◆ **Instructions for the task**
What is needed is the full set of records, word for word, with no pictures.

Top of Data for this exercise

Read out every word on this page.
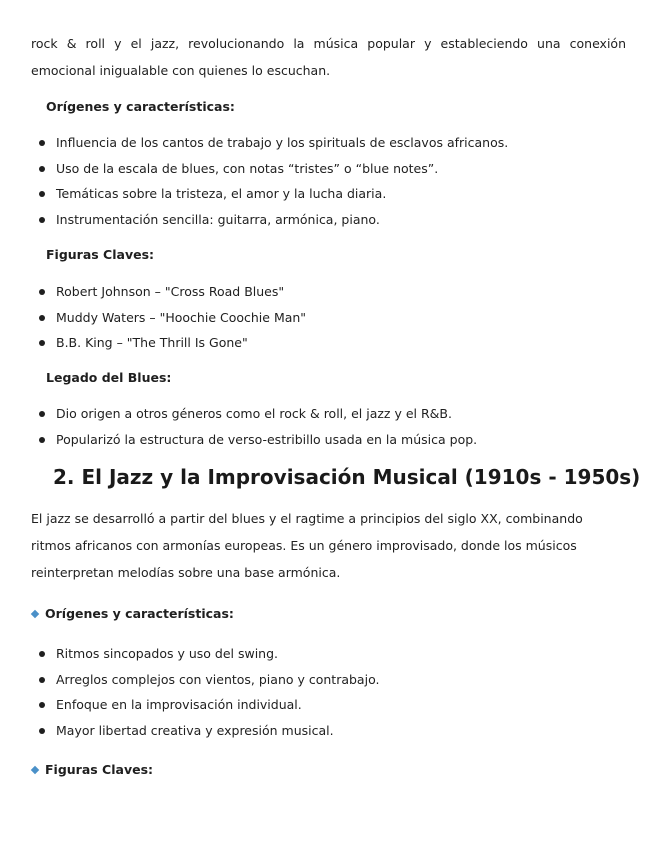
rock & roll y el jazz, revolucionando la música popular y estableciendo una conexión emocional inigualable con quienes lo escuchan.

Orígenes y características:
Influencia de los cantos de trabajo y los spirituals de esclavos africanos.
Uso de la escala de blues, con notas “tristes” o “blue notes”.
Temáticas sobre la tristeza, el amor y la lucha diaria.
Instrumentación sencilla: guitarra, armónica, piano.
Figuras Claves:
Robert Johnson – "Cross Road Blues"
Muddy Waters – "Hoochie Coochie Man"
B.B. King – "The Thrill Is Gone"
Legado del Blues:
Dio origen a otros géneros como el rock & roll, el jazz y el R&B.
Popularizó la estructura de verso-estribillo usada en la música pop.
2. El Jazz y la Improvisación Musical (1910s - 1950s)

El jazz se desarrolló a partir del blues y el ragtime a principios del siglo XX, combinando ritmos africanos con armonías europeas. Es un género improvisado, donde los músicos reinterpretan melodías sobre una base armónica.

Orígenes y características:
Ritmos sincopados y uso del swing.
Arreglos complejos con vientos, piano y contrabajo.
Enfoque en la improvisación individual.
Mayor libertad creativa y expresión musical.
Figuras Claves:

Bottom of Data for this exercise

◆ **Solution to this task**
Read out every word on this page.
rock & roll y el jazz, revolucionando la música popular y estableciendo una conexión emocional inigualable con quienes lo escuchan.

Orígenes y características:
Influencia de los cantos de trabajo y los spirituals de esclavos africanos.
Uso de la escala de blues, con notas “tristes” o “blue notes”.
Temáticas sobre la tristeza, el amor y la lucha diaria.
Instrumentación sencilla: guitarra, armónica, piano.
Figuras Claves:
Robert Johnson – "Cross Road Blues"
Muddy Waters – "Hoochie Coochie Man"
B.B. King – "The Thrill Is Gone"
Legado del Blues:
Dio origen a otros géneros como el rock & roll, el jazz y el R&B.
Popularizó la estructura de verso-estribillo usada en la música pop.
2. El Jazz y la Improvisación Musical (1910s - 1950s)

El jazz se desarrolló a partir del blues y el ragtime a principios del siglo XX, combinando ritmos africanos con armonías europeas. Es un género improvisado, donde los músicos reinterpretan melodías sobre una base armónica.

Orígenes y características:
Ritmos sincopados y uso del swing.
Arreglos complejos con vientos, piano y contrabajo.
Enfoque en la improvisación individual.
Mayor libertad creativa y expresión musical.
Figuras Claves:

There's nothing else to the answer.